# START OF Records for this task

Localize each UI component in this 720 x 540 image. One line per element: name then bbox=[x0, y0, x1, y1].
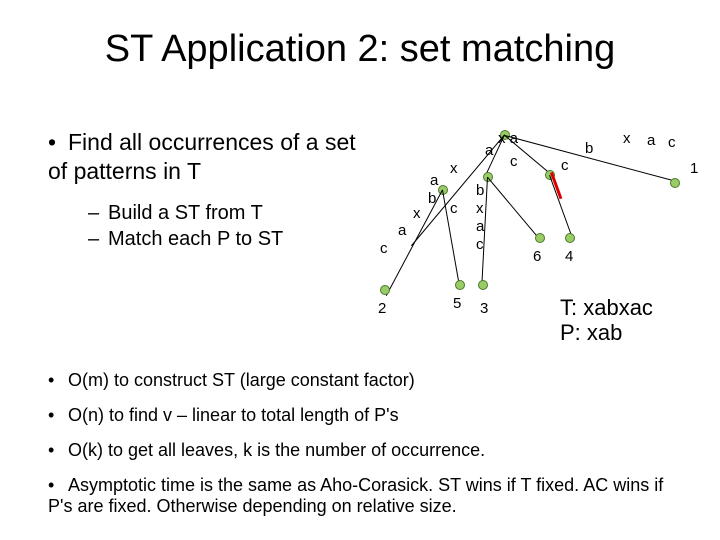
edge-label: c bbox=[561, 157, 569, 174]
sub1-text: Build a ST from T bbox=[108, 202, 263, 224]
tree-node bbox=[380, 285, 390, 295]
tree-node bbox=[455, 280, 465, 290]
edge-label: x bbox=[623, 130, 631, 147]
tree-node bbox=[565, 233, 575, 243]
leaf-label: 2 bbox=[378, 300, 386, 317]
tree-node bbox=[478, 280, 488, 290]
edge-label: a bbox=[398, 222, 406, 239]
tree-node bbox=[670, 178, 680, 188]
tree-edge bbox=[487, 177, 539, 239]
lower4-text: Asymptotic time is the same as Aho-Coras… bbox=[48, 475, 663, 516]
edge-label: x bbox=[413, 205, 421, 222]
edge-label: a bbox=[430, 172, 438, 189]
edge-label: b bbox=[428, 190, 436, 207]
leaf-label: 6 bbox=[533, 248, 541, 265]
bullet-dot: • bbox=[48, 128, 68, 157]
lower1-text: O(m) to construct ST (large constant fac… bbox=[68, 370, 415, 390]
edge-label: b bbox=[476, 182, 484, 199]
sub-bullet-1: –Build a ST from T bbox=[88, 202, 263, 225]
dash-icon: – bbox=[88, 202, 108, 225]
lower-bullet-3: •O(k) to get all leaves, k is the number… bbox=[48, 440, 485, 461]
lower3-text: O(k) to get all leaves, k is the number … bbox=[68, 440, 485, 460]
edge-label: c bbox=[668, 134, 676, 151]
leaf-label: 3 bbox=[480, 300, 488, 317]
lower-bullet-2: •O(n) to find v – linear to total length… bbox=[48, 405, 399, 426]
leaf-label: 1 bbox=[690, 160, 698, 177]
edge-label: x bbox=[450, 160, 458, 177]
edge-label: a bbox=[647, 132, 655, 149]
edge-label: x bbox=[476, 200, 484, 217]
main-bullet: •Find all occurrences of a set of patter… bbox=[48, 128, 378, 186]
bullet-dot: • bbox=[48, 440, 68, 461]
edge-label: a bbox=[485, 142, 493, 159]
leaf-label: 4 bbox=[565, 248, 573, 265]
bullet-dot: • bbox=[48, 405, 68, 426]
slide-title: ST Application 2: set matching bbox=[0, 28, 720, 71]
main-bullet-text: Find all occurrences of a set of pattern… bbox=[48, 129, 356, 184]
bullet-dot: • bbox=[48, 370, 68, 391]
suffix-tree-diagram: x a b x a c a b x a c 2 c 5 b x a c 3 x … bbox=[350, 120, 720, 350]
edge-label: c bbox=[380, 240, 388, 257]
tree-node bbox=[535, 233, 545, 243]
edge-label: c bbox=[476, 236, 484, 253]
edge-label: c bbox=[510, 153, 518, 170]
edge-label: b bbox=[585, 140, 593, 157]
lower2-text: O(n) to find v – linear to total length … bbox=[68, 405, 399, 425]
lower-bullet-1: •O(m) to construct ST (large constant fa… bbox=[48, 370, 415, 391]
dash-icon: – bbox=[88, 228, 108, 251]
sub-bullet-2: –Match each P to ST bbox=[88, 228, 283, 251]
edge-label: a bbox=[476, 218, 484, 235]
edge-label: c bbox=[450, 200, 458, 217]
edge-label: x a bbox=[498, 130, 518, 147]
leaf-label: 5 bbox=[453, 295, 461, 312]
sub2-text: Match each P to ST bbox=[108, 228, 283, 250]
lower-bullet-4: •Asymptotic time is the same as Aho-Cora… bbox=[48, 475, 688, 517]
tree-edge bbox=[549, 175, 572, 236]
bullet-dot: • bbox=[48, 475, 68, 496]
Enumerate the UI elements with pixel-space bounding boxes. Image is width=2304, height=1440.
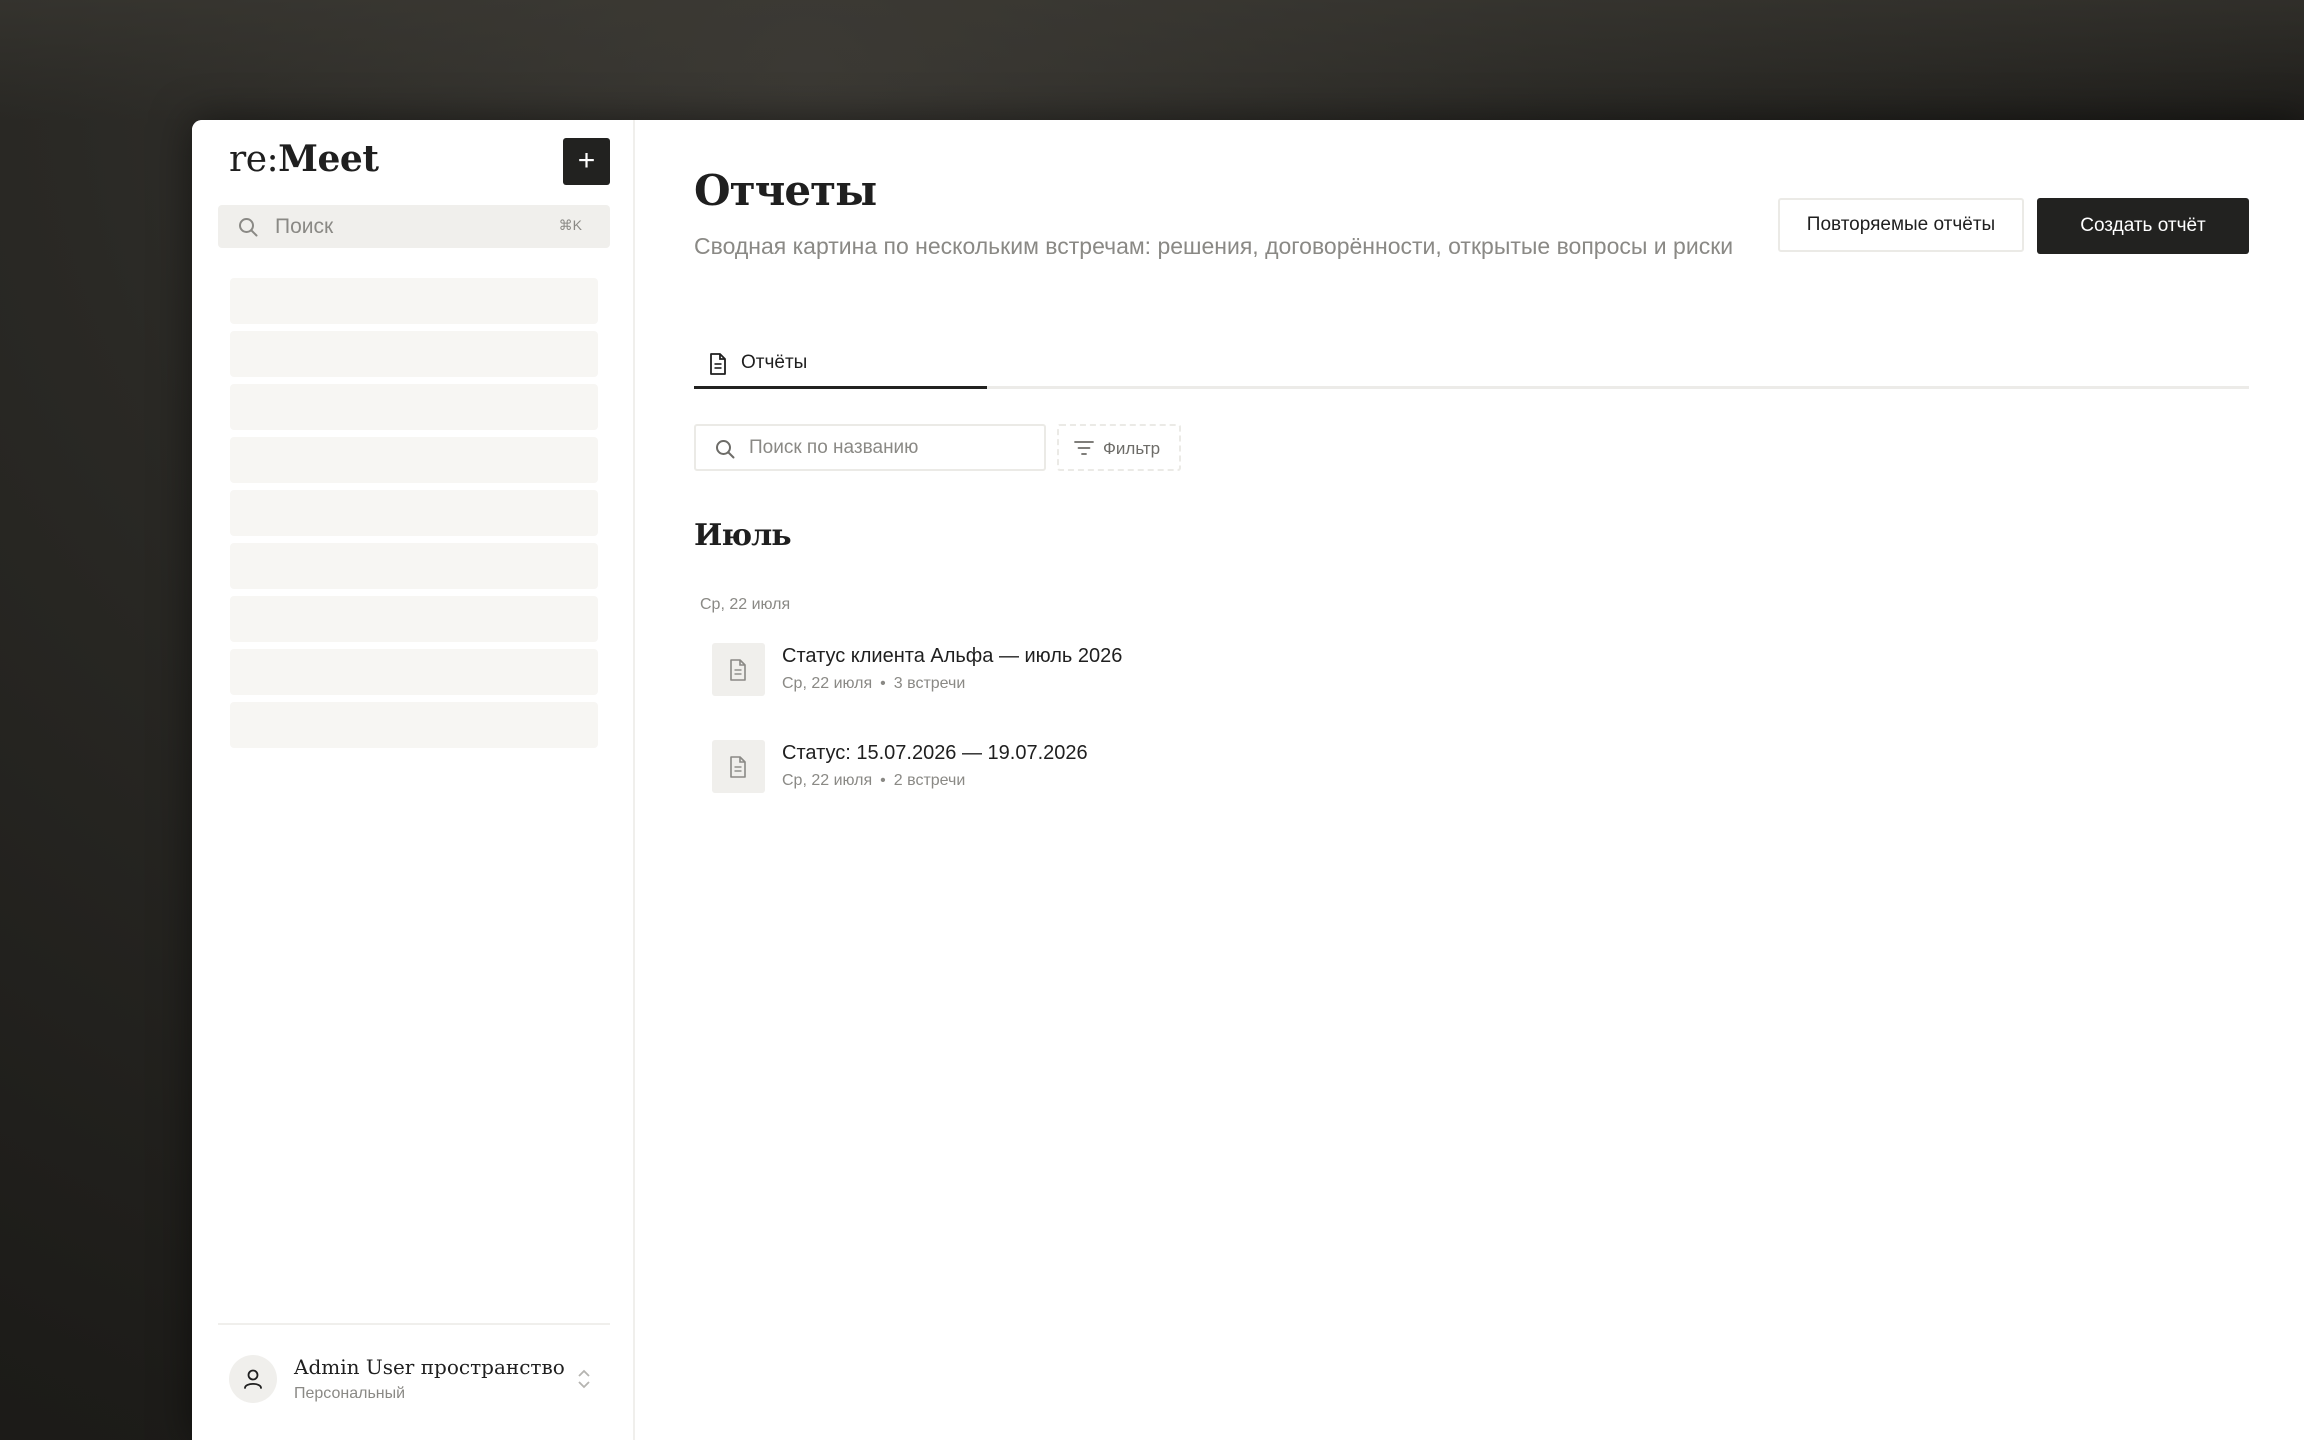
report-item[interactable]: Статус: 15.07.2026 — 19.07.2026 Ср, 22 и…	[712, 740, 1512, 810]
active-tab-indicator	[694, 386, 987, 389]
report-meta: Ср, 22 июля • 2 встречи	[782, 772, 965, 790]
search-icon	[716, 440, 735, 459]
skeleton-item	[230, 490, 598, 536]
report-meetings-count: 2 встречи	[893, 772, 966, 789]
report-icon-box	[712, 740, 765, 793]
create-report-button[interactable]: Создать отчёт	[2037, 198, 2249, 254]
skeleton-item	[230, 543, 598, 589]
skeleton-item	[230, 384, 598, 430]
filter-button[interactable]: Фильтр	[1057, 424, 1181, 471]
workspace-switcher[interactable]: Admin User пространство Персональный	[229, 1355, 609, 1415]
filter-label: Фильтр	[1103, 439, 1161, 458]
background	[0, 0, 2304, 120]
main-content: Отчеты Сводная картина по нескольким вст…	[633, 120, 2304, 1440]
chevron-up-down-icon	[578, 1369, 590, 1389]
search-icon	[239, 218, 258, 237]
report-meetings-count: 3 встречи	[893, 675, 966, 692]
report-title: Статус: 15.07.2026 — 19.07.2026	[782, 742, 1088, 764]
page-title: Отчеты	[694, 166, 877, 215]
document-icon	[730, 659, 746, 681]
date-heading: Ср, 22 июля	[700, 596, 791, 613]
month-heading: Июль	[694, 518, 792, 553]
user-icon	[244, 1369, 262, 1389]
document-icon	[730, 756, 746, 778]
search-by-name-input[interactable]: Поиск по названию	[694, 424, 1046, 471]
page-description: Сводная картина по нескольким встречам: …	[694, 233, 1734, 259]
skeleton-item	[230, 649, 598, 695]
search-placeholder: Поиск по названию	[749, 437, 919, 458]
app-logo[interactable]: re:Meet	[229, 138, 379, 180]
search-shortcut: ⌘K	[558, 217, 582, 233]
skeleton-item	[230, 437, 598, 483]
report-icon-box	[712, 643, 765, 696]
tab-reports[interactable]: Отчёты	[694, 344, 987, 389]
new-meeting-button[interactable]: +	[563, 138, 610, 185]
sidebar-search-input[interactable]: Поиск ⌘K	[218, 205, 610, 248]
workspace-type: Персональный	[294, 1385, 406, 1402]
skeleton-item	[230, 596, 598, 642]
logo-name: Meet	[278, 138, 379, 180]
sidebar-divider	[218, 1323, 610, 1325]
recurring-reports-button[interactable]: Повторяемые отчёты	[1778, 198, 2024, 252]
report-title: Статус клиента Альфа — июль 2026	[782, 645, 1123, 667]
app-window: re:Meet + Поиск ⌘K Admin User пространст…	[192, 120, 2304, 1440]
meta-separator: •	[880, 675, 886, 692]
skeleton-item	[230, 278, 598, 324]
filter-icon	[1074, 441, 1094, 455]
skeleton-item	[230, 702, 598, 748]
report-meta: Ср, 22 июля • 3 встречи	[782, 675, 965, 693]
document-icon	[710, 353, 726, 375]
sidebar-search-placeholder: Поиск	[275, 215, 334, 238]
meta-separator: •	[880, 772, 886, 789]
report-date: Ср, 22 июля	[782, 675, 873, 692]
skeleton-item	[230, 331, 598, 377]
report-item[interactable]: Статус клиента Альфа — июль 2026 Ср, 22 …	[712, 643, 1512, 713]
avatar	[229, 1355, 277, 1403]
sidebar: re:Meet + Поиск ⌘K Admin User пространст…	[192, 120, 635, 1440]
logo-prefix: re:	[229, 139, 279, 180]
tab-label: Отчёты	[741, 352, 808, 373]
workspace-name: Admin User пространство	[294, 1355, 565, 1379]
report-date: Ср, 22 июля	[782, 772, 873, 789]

# END OF Records for this task
# START OF Records for this task

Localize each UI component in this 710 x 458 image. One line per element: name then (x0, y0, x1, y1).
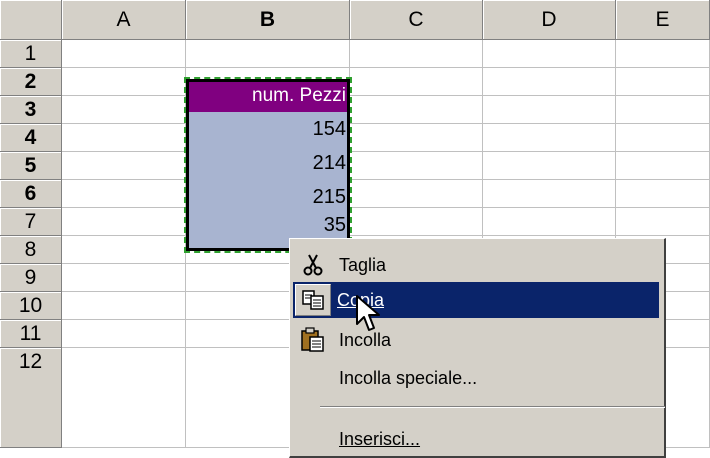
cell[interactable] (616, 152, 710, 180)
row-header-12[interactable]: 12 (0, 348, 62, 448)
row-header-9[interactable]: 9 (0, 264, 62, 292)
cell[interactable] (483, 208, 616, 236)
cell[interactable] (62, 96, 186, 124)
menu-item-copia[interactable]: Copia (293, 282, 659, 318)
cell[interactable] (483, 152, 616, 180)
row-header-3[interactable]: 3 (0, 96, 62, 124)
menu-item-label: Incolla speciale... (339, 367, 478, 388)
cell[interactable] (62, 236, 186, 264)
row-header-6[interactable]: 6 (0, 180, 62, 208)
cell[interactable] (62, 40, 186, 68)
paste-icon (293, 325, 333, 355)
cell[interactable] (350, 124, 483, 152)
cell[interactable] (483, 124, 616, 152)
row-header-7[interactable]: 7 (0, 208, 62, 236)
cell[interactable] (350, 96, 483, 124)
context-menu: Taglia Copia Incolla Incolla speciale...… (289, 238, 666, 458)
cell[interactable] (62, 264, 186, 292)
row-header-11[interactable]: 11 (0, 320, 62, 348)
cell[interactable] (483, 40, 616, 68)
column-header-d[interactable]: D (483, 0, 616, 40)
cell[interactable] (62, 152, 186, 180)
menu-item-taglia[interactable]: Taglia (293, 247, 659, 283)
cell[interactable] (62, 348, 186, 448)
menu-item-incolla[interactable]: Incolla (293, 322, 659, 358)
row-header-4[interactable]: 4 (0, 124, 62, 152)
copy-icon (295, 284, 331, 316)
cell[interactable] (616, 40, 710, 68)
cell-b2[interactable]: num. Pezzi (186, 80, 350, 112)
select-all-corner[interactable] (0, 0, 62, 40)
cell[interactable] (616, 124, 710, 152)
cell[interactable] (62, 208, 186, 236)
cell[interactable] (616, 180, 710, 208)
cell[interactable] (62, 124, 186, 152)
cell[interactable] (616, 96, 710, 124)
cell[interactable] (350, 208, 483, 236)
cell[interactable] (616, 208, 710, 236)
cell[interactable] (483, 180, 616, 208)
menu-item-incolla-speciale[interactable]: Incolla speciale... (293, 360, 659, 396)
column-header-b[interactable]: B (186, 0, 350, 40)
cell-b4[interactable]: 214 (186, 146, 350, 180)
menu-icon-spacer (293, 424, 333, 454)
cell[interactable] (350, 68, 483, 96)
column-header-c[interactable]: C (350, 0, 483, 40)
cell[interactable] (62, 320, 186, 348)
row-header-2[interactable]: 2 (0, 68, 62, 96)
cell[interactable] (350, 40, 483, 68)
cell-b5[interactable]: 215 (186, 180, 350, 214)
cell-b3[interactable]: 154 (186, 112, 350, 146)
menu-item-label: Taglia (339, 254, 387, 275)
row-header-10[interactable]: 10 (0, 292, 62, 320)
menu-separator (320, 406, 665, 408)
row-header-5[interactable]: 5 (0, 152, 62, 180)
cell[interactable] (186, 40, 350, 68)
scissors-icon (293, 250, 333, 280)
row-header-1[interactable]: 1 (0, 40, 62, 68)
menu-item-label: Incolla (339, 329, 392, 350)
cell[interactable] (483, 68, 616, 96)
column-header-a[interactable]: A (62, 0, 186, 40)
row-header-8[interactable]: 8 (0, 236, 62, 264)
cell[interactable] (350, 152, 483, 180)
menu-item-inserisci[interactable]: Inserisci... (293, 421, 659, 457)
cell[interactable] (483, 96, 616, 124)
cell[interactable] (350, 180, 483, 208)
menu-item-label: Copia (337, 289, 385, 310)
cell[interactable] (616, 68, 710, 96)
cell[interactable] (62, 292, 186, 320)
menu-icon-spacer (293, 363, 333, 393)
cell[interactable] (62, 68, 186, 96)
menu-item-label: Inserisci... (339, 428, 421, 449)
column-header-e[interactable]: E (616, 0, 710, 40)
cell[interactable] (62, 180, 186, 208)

# END OF Records for this task
# START OF Records for this task

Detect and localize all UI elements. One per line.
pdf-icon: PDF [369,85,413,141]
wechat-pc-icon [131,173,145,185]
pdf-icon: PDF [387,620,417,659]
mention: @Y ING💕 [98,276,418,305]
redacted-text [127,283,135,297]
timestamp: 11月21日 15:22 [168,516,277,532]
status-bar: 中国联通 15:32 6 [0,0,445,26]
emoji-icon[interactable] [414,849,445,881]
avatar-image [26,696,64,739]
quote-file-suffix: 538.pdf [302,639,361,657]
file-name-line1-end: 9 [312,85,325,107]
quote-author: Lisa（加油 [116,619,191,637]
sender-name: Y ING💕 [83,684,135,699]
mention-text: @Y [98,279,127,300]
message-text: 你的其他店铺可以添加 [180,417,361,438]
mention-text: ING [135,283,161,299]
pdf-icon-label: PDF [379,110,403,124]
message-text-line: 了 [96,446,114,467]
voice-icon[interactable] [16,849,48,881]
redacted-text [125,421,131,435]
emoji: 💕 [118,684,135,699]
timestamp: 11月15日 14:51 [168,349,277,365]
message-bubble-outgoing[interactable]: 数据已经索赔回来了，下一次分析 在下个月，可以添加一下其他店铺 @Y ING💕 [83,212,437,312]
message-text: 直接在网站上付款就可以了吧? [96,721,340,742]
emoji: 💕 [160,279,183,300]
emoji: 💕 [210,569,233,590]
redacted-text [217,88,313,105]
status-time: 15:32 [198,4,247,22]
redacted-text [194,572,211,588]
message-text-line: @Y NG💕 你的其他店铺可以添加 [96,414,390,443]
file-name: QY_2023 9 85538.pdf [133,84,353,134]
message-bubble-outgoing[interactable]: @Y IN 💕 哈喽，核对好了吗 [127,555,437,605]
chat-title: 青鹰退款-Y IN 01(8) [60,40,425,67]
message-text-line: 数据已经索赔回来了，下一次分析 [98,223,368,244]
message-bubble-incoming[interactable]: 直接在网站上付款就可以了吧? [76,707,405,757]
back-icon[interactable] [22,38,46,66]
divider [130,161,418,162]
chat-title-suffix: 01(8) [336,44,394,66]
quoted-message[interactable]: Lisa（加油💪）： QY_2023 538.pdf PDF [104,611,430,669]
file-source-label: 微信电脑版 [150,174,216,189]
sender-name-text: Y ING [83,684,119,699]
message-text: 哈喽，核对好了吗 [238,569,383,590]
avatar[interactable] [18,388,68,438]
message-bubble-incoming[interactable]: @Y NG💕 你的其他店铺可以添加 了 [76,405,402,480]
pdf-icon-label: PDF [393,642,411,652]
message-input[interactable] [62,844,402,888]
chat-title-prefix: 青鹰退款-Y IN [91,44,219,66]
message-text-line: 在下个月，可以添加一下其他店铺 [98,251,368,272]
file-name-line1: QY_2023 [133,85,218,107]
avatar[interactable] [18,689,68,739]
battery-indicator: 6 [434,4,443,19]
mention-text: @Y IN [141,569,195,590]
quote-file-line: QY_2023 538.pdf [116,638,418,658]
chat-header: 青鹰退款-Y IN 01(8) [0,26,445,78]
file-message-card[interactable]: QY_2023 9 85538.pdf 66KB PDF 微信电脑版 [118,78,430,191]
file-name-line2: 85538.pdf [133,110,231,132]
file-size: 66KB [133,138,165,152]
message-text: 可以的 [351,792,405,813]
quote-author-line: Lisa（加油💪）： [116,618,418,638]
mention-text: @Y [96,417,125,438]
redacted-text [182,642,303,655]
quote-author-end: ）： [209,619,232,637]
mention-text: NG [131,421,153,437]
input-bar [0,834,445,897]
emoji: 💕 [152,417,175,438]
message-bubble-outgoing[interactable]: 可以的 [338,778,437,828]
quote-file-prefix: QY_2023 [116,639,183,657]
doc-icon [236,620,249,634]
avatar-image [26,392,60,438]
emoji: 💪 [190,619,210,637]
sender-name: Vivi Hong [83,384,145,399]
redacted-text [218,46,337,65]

# END OF Records for this task

# Directive
Please write out, unchanged, everything in the data from the line containing "report-item[interactable]: Статус: 15.07.2026" down to the line containing "1323, 610, 1325]", including both of those lines.

# Finished exercise
report-item[interactable]: Статус: 15.07.2026 — 19.07.2026 Ср, 22 и…	[712, 740, 1512, 810]
active-tab-indicator	[694, 386, 987, 389]
report-meta: Ср, 22 июля • 2 встречи	[782, 772, 965, 790]
search-icon	[716, 440, 735, 459]
skeleton-item	[230, 490, 598, 536]
report-meetings-count: 2 встречи	[893, 772, 966, 789]
report-icon-box	[712, 740, 765, 793]
create-report-button[interactable]: Создать отчёт	[2037, 198, 2249, 254]
skeleton-item	[230, 543, 598, 589]
skeleton-item	[230, 384, 598, 430]
filter-button[interactable]: Фильтр	[1057, 424, 1181, 471]
workspace-switcher[interactable]: Admin User пространство Персональный	[229, 1355, 609, 1415]
filter-label: Фильтр	[1103, 439, 1161, 458]
background	[0, 0, 2304, 120]
main-content: Отчеты Сводная картина по нескольким вст…	[633, 120, 2304, 1440]
chevron-up-down-icon	[578, 1369, 590, 1389]
search-icon	[239, 218, 258, 237]
report-meetings-count: 3 встречи	[893, 675, 966, 692]
report-title: Статус: 15.07.2026 — 19.07.2026	[782, 742, 1088, 764]
page-title: Отчеты	[694, 166, 877, 215]
document-icon	[730, 659, 746, 681]
date-heading: Ср, 22 июля	[700, 596, 791, 613]
month-heading: Июль	[694, 518, 792, 553]
user-icon	[244, 1369, 262, 1389]
document-icon	[730, 756, 746, 778]
search-by-name-input[interactable]: Поиск по названию	[694, 424, 1046, 471]
page-description: Сводная картина по нескольким встречам: …	[694, 233, 1734, 259]
skeleton-item	[230, 649, 598, 695]
search-placeholder: Поиск по названию	[749, 437, 919, 458]
app-logo[interactable]: re:Meet	[229, 138, 379, 180]
search-shortcut: ⌘K	[558, 217, 582, 233]
skeleton-item	[230, 437, 598, 483]
report-icon-box	[712, 643, 765, 696]
tab-reports[interactable]: Отчёты	[694, 344, 987, 389]
new-meeting-button[interactable]: +	[563, 138, 610, 185]
sidebar-search-input[interactable]: Поиск ⌘K	[218, 205, 610, 248]
workspace-type: Персональный	[294, 1385, 406, 1402]
skeleton-item	[230, 596, 598, 642]
logo-name: Meet	[278, 138, 379, 180]
sidebar-divider	[218, 1323, 610, 1325]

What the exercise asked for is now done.